##### Records shown

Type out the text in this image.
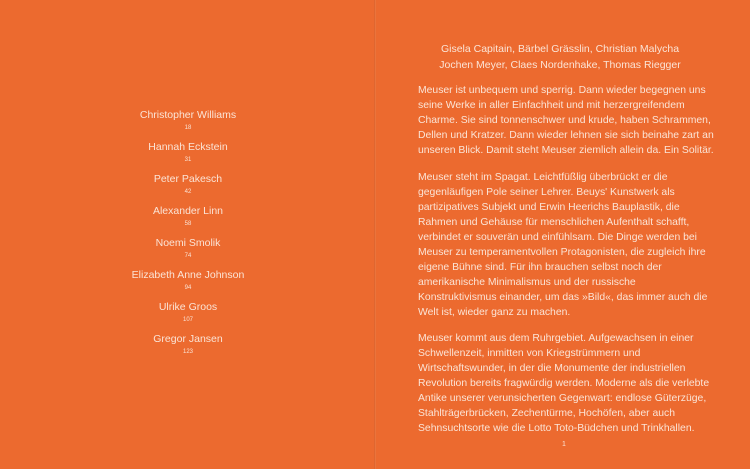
Christopher Williams
18
Hannah Eckstein
31
Peter Pakesch
42
Alexander Linn
58
Noemi Smolik
74
Elizabeth Anne Johnson
94
Ulrike Groos
107
Gregor Jansen
123
Gisela Capitain, Bärbel Grässlin, Christian Malycha
Jochen Meyer, Claes Nordenhake, Thomas Riegger

Meuser ist unbequem und sperrig. Dann wieder begegnen uns seine Werke in aller Einfachheit und mit herzergreifendem Charme. Sie sind tonnenschwer und krude, haben Schrammen, Dellen und Kratzer. Dann wieder lehnen sie sich beinahe zart an unseren Blick. Damit steht Meuser ziemlich allein da. Ein Solitär.

Meuser steht im Spagat. Leichtfüßlig überbrückt er die gegenläufigen Pole seiner Lehrer. Beuys' Kunstwerk als partizipatives Subjekt und Erwin Heerichs Bauplastik, die Rahmen und Gehäuse für menschlichen Aufenthalt schafft, verbindet er souverän und einfühlsam. Die Dinge werden bei Meuser zu temperamentvollen Protagonisten, die zugleich ihre eigene Bühne sind. Für ihn brauchen selbst noch der amerikanische Minimalismus und der russische Konstruktivismus einander, um das »Bild«, das immer auch die Welt ist, wieder ganz zu machen.

Meuser kommt aus dem Ruhrgebiet. Aufgewachsen in einer Schwellenzeit, inmitten von Kriegstrümmern und Wirtschaftswunder, in der die Monumente der industriellen Revolution bereits fragwürdig werden. Moderne als die verlebte Antike unserer verunsicherten Gegenwart: endlose Güterzüge, Stahlträgerbrücken, Zechentürme, Hochöfen, aber auch Sehnsuchtsorte wie die Lotto Toto-Büdchen und Trinkhallen.

1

##########

Written task
Pull out all lines from the entries above in which the word "werden" appears.

Correct answer
Meuser steht im Spagat. Leichtfüßlig überbrückt er die gegenläufigen Pole seiner Lehrer. Beuys' Kunstwerk als partizipatives Subjekt und Erwin Heerichs Bauplastik, die Rahmen und Gehäuse für menschlichen Aufenthalt schafft, verbindet er souverän und einfühlsam. Die Dinge werden bei Meuser zu temperamentvollen Protagonisten, die zugleich ihre eigene Bühne sind. Für ihn brauchen selbst noch der amerikanische Minimalismus und der russische Konstruktivismus einander, um das »Bild«, das immer auch die Welt ist, wieder ganz zu machen.
Meuser kommt aus dem Ruhrgebiet. Aufgewachsen in einer Schwellenzeit, inmitten von Kriegstrümmern und Wirtschaftswunder, in der die Monumente der industriellen Revolution bereits fragwürdig werden. Moderne als die verlebte Antike unserer verunsicherten Gegenwart: endlose Güterzüge, Stahlträgerbrücken, Zechentürme, Hochöfen, aber auch Sehnsuchtsorte wie die Lotto Toto-Büdchen und Trinkhallen.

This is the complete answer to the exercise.